EXERCISE DIRECTIONS: Find each line holding the word "like" and give the total alone.

Dataset entries:
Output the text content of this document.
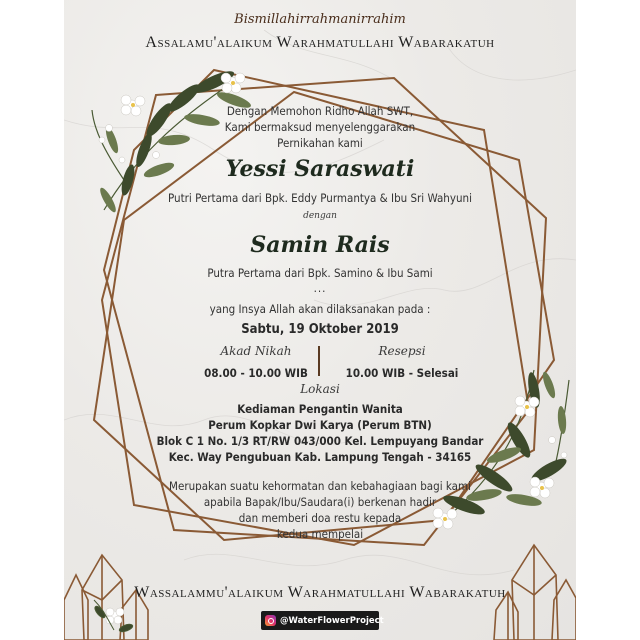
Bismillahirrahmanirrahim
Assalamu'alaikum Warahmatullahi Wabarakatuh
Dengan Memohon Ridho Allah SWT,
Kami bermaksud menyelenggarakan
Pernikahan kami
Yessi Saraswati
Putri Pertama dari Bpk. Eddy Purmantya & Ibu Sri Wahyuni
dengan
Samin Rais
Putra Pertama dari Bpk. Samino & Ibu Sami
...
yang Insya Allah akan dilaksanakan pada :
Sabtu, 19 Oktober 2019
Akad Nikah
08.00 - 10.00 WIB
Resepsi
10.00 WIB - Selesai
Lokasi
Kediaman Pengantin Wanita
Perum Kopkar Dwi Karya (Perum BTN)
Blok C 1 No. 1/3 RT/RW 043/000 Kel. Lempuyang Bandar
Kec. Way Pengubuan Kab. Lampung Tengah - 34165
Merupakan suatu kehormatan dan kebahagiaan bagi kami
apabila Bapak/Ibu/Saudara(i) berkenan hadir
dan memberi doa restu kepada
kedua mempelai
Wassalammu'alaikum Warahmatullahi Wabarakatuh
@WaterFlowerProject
--
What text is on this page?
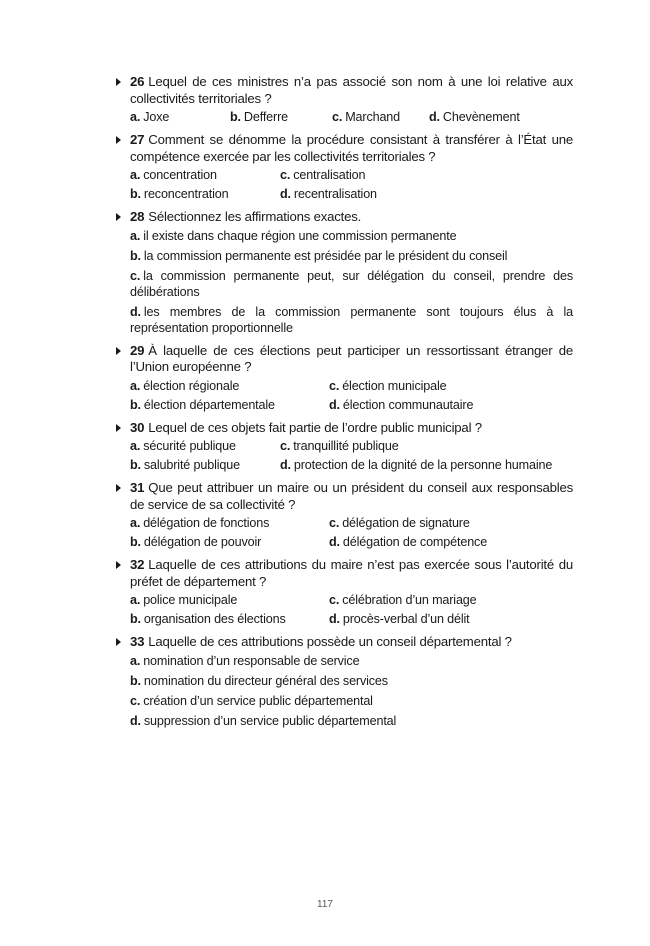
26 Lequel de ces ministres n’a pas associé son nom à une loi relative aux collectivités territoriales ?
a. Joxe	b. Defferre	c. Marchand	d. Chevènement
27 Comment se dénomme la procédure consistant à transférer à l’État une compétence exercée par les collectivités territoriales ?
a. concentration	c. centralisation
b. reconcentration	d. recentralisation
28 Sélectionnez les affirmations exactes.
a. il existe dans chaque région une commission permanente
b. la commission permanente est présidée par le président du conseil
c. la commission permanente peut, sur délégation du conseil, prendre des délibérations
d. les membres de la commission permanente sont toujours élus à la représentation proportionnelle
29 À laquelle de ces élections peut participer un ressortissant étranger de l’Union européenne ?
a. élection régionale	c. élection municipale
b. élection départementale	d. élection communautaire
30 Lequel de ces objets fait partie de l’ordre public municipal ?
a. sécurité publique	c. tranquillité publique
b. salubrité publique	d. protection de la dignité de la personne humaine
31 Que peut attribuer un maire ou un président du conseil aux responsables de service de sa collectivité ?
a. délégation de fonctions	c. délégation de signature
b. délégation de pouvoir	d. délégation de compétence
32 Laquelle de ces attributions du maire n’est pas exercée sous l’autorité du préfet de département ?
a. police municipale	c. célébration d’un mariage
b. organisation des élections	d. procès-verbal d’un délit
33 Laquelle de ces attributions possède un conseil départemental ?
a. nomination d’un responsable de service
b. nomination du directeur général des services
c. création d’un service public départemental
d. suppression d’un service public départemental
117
* * *
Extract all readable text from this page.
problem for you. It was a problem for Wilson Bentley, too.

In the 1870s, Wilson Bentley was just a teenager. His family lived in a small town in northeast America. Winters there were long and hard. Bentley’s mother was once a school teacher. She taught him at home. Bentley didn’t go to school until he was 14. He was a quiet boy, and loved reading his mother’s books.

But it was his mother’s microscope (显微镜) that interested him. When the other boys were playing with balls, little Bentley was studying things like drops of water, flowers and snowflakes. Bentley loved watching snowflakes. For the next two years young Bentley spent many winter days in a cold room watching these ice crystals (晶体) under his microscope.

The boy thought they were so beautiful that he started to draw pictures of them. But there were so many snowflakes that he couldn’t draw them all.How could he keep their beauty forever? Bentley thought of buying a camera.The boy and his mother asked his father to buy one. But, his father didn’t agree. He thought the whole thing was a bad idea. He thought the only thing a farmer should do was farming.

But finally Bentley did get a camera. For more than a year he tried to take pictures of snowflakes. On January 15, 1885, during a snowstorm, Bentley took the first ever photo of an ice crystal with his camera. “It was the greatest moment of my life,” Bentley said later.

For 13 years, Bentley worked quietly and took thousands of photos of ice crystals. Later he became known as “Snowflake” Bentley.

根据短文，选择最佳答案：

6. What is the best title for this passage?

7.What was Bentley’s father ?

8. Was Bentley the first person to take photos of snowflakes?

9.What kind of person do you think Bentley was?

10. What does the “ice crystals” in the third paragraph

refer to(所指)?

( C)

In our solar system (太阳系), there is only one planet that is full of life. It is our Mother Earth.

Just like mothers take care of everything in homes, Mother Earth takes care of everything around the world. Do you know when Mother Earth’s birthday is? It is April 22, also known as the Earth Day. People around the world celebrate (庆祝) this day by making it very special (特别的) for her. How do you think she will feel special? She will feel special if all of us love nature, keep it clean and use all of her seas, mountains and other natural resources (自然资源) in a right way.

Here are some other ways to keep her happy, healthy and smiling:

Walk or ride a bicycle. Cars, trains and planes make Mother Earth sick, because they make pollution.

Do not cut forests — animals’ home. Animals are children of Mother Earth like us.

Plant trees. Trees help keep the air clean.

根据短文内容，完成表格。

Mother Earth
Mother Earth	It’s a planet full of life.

FINISHED TASK: 3